Dataset rows about figures
════════════════

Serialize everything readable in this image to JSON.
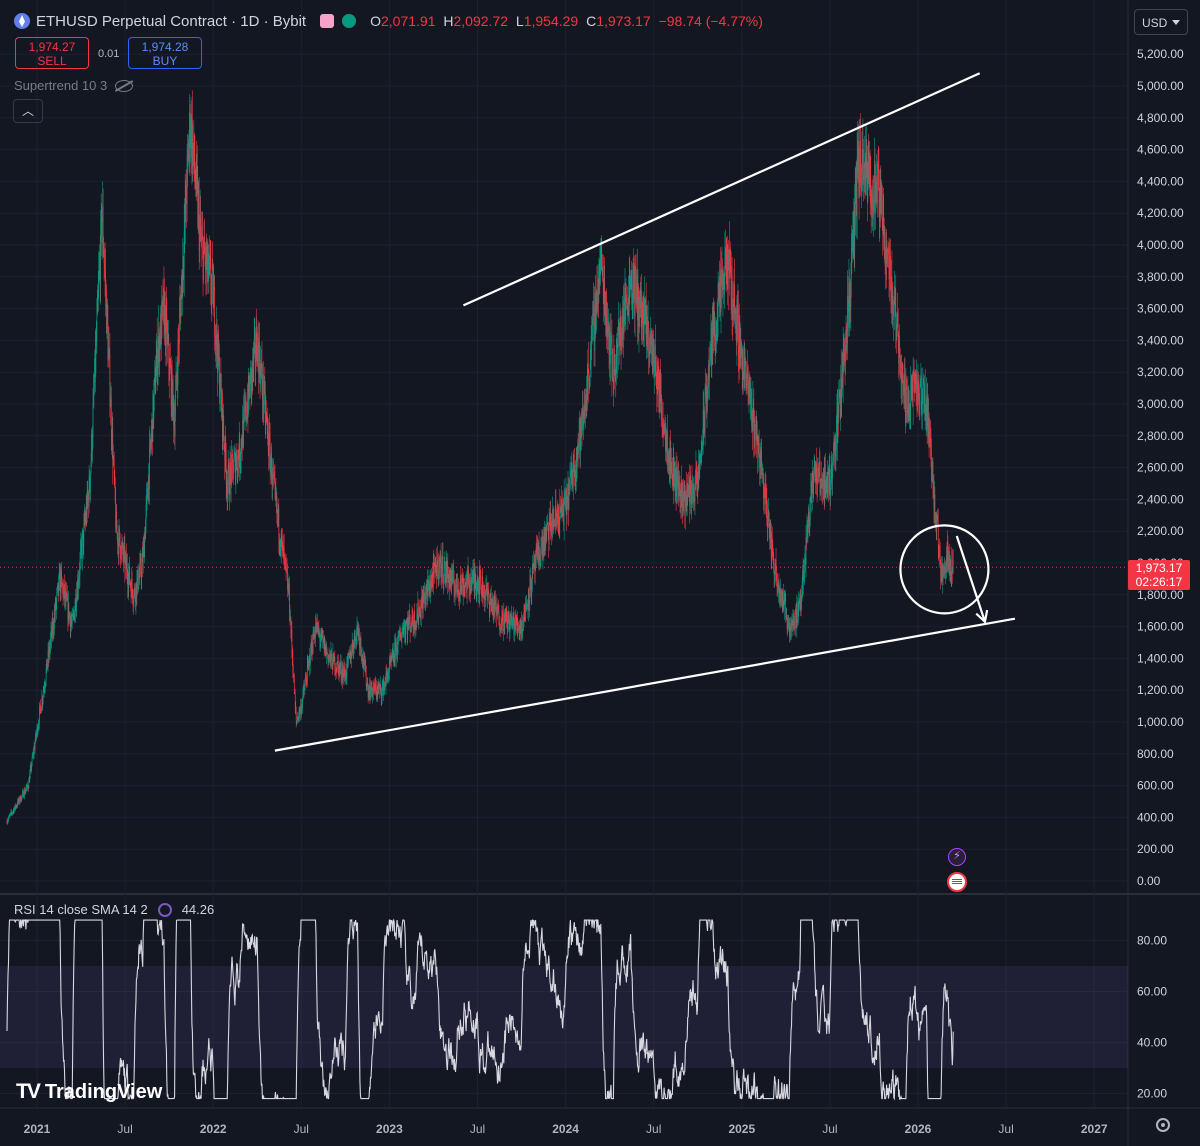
{
  "header": {
    "symbol": "ETHUSD Perpetual Contract · 1D · Bybit",
    "ohlc": [
      {
        "k": "O",
        "v": "2,071.91"
      },
      {
        "k": "H",
        "v": "2,092.72"
      },
      {
        "k": "L",
        "v": "1,954.29"
      },
      {
        "k": "C",
        "v": "1,973.17"
      }
    ],
    "change": "−98.74 (−4.77%)"
  },
  "trade": {
    "sell_price": "1,974.27",
    "sell_label": "SELL",
    "buy_price": "1,974.28",
    "buy_label": "BUY",
    "spread": "0.01"
  },
  "indicator": "Supertrend 10 3",
  "currency": "USD",
  "last_price": {
    "value": "1,973.17",
    "countdown": "02:26:17"
  },
  "rsi": {
    "label": "RSI 14 close SMA 14 2",
    "value": "44.26"
  },
  "brand": "TradingView",
  "colors": {
    "up": "#089981",
    "down": "#f23645",
    "rsi": "#d8d8e0",
    "bg": "#131722"
  },
  "chart_data": [
    {
      "type": "candlestick",
      "title": "ETHUSD Perpetual Contract · 1D · Bybit",
      "xlabel": "",
      "ylabel": "",
      "ylim": [
        0,
        5200
      ],
      "y_ticks": [
        0,
        200,
        400,
        600,
        800,
        1000,
        1200,
        1400,
        1600,
        1800,
        2000,
        2200,
        2400,
        2600,
        2800,
        3000,
        3200,
        3400,
        3600,
        3800,
        4000,
        4200,
        4400,
        4600,
        4800,
        5000,
        5200
      ],
      "y_tick_labels": [
        "0.00",
        "200.00",
        "400.00",
        "600.00",
        "800.00",
        "1,000.00",
        "1,200.00",
        "1,400.00",
        "1,600.00",
        "1,800.00",
        "2,000.00",
        "2,200.00",
        "2,400.00",
        "2,600.00",
        "2,800.00",
        "3,000.00",
        "3,200.00",
        "3,400.00",
        "3,600.00",
        "3,800.00",
        "4,000.00",
        "4,200.00",
        "4,400.00",
        "4,600.00",
        "4,800.00",
        "5,000.00",
        "5,200.00"
      ],
      "x_ticks": [
        {
          "t": 2021.0,
          "label": "2021"
        },
        {
          "t": 2021.5,
          "label": "Jul"
        },
        {
          "t": 2022.0,
          "label": "2022"
        },
        {
          "t": 2022.5,
          "label": "Jul"
        },
        {
          "t": 2023.0,
          "label": "2023"
        },
        {
          "t": 2023.5,
          "label": "Jul"
        },
        {
          "t": 2024.0,
          "label": "2024"
        },
        {
          "t": 2024.5,
          "label": "Jul"
        },
        {
          "t": 2025.0,
          "label": "2025"
        },
        {
          "t": 2025.5,
          "label": "Jul"
        },
        {
          "t": 2026.0,
          "label": "2026"
        },
        {
          "t": 2026.5,
          "label": "Jul"
        },
        {
          "t": 2027.0,
          "label": "2027"
        }
      ],
      "price_path": [
        [
          2020.83,
          380
        ],
        [
          2020.95,
          600
        ],
        [
          2021.05,
          1300
        ],
        [
          2021.13,
          1900
        ],
        [
          2021.2,
          1600
        ],
        [
          2021.3,
          2500
        ],
        [
          2021.37,
          4200
        ],
        [
          2021.45,
          2200
        ],
        [
          2021.55,
          1800
        ],
        [
          2021.6,
          2000
        ],
        [
          2021.68,
          3300
        ],
        [
          2021.72,
          3600
        ],
        [
          2021.78,
          2900
        ],
        [
          2021.87,
          4800
        ],
        [
          2021.93,
          4000
        ],
        [
          2022.0,
          3700
        ],
        [
          2022.08,
          2500
        ],
        [
          2022.15,
          2700
        ],
        [
          2022.25,
          3400
        ],
        [
          2022.35,
          2400
        ],
        [
          2022.43,
          1800
        ],
        [
          2022.47,
          1000
        ],
        [
          2022.5,
          1100
        ],
        [
          2022.58,
          1600
        ],
        [
          2022.66,
          1400
        ],
        [
          2022.75,
          1300
        ],
        [
          2022.82,
          1600
        ],
        [
          2022.88,
          1200
        ],
        [
          2022.96,
          1200
        ],
        [
          2023.08,
          1600
        ],
        [
          2023.15,
          1650
        ],
        [
          2023.28,
          2000
        ],
        [
          2023.38,
          1850
        ],
        [
          2023.5,
          1900
        ],
        [
          2023.63,
          1650
        ],
        [
          2023.75,
          1600
        ],
        [
          2023.83,
          2000
        ],
        [
          2023.92,
          2250
        ],
        [
          2024.0,
          2350
        ],
        [
          2024.1,
          2900
        ],
        [
          2024.2,
          3900
        ],
        [
          2024.27,
          3200
        ],
        [
          2024.37,
          3800
        ],
        [
          2024.45,
          3500
        ],
        [
          2024.5,
          3300
        ],
        [
          2024.6,
          2600
        ],
        [
          2024.67,
          2400
        ],
        [
          2024.75,
          2500
        ],
        [
          2024.83,
          3400
        ],
        [
          2024.92,
          3900
        ],
        [
          2025.0,
          3300
        ],
        [
          2025.1,
          2700
        ],
        [
          2025.18,
          2000
        ],
        [
          2025.27,
          1600
        ],
        [
          2025.33,
          1700
        ],
        [
          2025.4,
          2550
        ],
        [
          2025.5,
          2500
        ],
        [
          2025.55,
          2950
        ],
        [
          2025.62,
          3800
        ],
        [
          2025.66,
          4500
        ],
        [
          2025.72,
          4400
        ],
        [
          2025.78,
          4300
        ],
        [
          2025.83,
          3900
        ],
        [
          2025.88,
          3500
        ],
        [
          2025.93,
          3000
        ],
        [
          2025.97,
          3100
        ],
        [
          2026.05,
          3000
        ],
        [
          2026.1,
          2300
        ],
        [
          2026.13,
          1950
        ],
        [
          2026.17,
          2050
        ],
        [
          2026.2,
          1973
        ]
      ],
      "trendlines": [
        {
          "from": [
            2023.42,
            3620
          ],
          "to": [
            2026.35,
            5080
          ]
        },
        {
          "from": [
            2022.35,
            820
          ],
          "to": [
            2026.55,
            1650
          ]
        }
      ],
      "annotations": [
        {
          "type": "circle",
          "at": [
            2026.15,
            1960
          ]
        },
        {
          "type": "arrow",
          "from": [
            2026.22,
            2170
          ],
          "to": [
            2026.38,
            1630
          ]
        }
      ],
      "last_price": 1973.17
    },
    {
      "type": "line",
      "title": "RSI 14 close SMA 14 2",
      "xlabel": "",
      "ylabel": "",
      "ylim": [
        15,
        90
      ],
      "y_ticks": [
        20,
        40,
        60,
        80
      ],
      "y_tick_labels": [
        "20.00",
        "40.00",
        "60.00",
        "80.00"
      ],
      "band": [
        30,
        70
      ],
      "last_value": 44.26
    }
  ]
}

════════════════

WHAT YOU ARE ASKED TO DO ▸ Read through the lines above and collect those that contain the string "Perpetual".

OUTPUT FOR THIS EXERCISE ▸
    "symbol": "ETHUSD Perpetual Contract · 1D · Bybit",
      "title": "ETHUSD Perpetual Contract · 1D · Bybit",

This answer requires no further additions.